◆ **RECORDS SHOWN**

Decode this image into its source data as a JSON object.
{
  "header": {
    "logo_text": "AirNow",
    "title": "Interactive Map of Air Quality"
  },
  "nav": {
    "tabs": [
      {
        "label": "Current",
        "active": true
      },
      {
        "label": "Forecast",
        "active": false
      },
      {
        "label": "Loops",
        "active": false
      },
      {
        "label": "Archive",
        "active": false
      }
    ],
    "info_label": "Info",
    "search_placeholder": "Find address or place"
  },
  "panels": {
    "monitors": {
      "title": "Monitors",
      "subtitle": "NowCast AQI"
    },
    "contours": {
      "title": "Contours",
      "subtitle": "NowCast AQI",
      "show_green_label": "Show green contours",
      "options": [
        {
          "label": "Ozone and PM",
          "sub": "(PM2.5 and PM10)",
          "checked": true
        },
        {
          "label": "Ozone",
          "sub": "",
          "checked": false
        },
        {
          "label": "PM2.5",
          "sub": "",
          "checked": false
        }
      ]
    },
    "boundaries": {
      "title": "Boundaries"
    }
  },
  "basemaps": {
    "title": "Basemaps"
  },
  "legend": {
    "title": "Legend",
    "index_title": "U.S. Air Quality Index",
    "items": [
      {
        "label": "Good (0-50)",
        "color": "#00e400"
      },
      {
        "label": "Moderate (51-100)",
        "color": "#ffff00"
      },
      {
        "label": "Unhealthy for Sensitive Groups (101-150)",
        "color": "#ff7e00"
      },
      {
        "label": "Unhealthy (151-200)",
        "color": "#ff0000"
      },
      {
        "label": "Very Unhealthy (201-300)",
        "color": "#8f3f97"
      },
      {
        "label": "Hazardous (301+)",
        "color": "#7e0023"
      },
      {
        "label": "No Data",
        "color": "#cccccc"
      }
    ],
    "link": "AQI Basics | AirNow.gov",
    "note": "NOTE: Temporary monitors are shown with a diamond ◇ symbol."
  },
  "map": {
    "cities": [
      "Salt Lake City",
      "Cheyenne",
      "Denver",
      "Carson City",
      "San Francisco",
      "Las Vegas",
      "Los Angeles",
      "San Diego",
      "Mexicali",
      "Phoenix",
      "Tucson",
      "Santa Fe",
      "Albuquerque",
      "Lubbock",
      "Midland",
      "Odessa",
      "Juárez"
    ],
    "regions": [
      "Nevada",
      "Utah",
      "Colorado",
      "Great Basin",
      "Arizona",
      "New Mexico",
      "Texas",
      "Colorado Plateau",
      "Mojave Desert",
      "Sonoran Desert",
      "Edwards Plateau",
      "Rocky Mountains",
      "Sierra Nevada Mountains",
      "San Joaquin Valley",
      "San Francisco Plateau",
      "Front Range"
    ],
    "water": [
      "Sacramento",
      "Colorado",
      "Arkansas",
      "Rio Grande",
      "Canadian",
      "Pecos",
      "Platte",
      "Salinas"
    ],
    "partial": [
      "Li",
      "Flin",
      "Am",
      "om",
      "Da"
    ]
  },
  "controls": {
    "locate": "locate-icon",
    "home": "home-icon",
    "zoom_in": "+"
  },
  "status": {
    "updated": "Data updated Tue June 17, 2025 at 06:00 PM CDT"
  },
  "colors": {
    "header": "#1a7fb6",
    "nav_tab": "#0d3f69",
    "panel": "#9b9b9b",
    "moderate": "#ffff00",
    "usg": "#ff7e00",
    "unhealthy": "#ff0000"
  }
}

◆ **PROBLEM TO SOLVE**
Reproduce the entries above exactly.

◆ **RESPONSE FOR THIS EXERCISE**
Decode this image into its source data as a JSON object.
{
  "header": {
    "logo_text": "AirNow",
    "title": "Interactive Map of Air Quality"
  },
  "nav": {
    "tabs": [
      {
        "label": "Current",
        "active": true
      },
      {
        "label": "Forecast",
        "active": false
      },
      {
        "label": "Loops",
        "active": false
      },
      {
        "label": "Archive",
        "active": false
      }
    ],
    "info_label": "Info",
    "search_placeholder": "Find address or place"
  },
  "panels": {
    "monitors": {
      "title": "Monitors",
      "subtitle": "NowCast AQI"
    },
    "contours": {
      "title": "Contours",
      "subtitle": "NowCast AQI",
      "show_green_label": "Show green contours",
      "options": [
        {
          "label": "Ozone and PM",
          "sub": "(PM2.5 and PM10)",
          "checked": true
        },
        {
          "label": "Ozone",
          "sub": "",
          "checked": false
        },
        {
          "label": "PM2.5",
          "sub": "",
          "checked": false
        }
      ]
    },
    "boundaries": {
      "title": "Boundaries"
    }
  },
  "basemaps": {
    "title": "Basemaps"
  },
  "legend": {
    "title": "Legend",
    "index_title": "U.S. Air Quality Index",
    "items": [
      {
        "label": "Good (0-50)",
        "color": "#00e400"
      },
      {
        "label": "Moderate (51-100)",
        "color": "#ffff00"
      },
      {
        "label": "Unhealthy for Sensitive Groups (101-150)",
        "color": "#ff7e00"
      },
      {
        "label": "Unhealthy (151-200)",
        "color": "#ff0000"
      },
      {
        "label": "Very Unhealthy (201-300)",
        "color": "#8f3f97"
      },
      {
        "label": "Hazardous (301+)",
        "color": "#7e0023"
      },
      {
        "label": "No Data",
        "color": "#cccccc"
      }
    ],
    "link": "AQI Basics | AirNow.gov",
    "note": "NOTE: Temporary monitors are shown with a diamond ◇ symbol."
  },
  "map": {
    "cities": [
      "Salt Lake City",
      "Cheyenne",
      "Denver",
      "Carson City",
      "San Francisco",
      "Las Vegas",
      "Los Angeles",
      "San Diego",
      "Mexicali",
      "Phoenix",
      "Tucson",
      "Santa Fe",
      "Albuquerque",
      "Lubbock",
      "Midland",
      "Odessa",
      "Juárez"
    ],
    "regions": [
      "Nevada",
      "Utah",
      "Colorado",
      "Great Basin",
      "Arizona",
      "New Mexico",
      "Texas",
      "Colorado Plateau",
      "Mojave Desert",
      "Sonoran Desert",
      "Edwards Plateau",
      "Rocky Mountains",
      "Sierra Nevada Mountains",
      "San Joaquin Valley",
      "San Francisco Plateau",
      "Front Range"
    ],
    "water": [
      "Sacramento",
      "Colorado",
      "Arkansas",
      "Rio Grande",
      "Canadian",
      "Pecos",
      "Platte",
      "Salinas"
    ],
    "partial": [
      "Li",
      "Flin",
      "Am",
      "om",
      "Da"
    ]
  },
  "controls": {
    "locate": "locate-icon",
    "home": "home-icon",
    "zoom_in": "+"
  },
  "status": {
    "updated": "Data updated Tue June 17, 2025 at 06:00 PM CDT"
  },
  "colors": {
    "header": "#1a7fb6",
    "nav_tab": "#0d3f69",
    "panel": "#9b9b9b",
    "moderate": "#ffff00",
    "usg": "#ff7e00",
    "unhealthy": "#ff0000"
  }
}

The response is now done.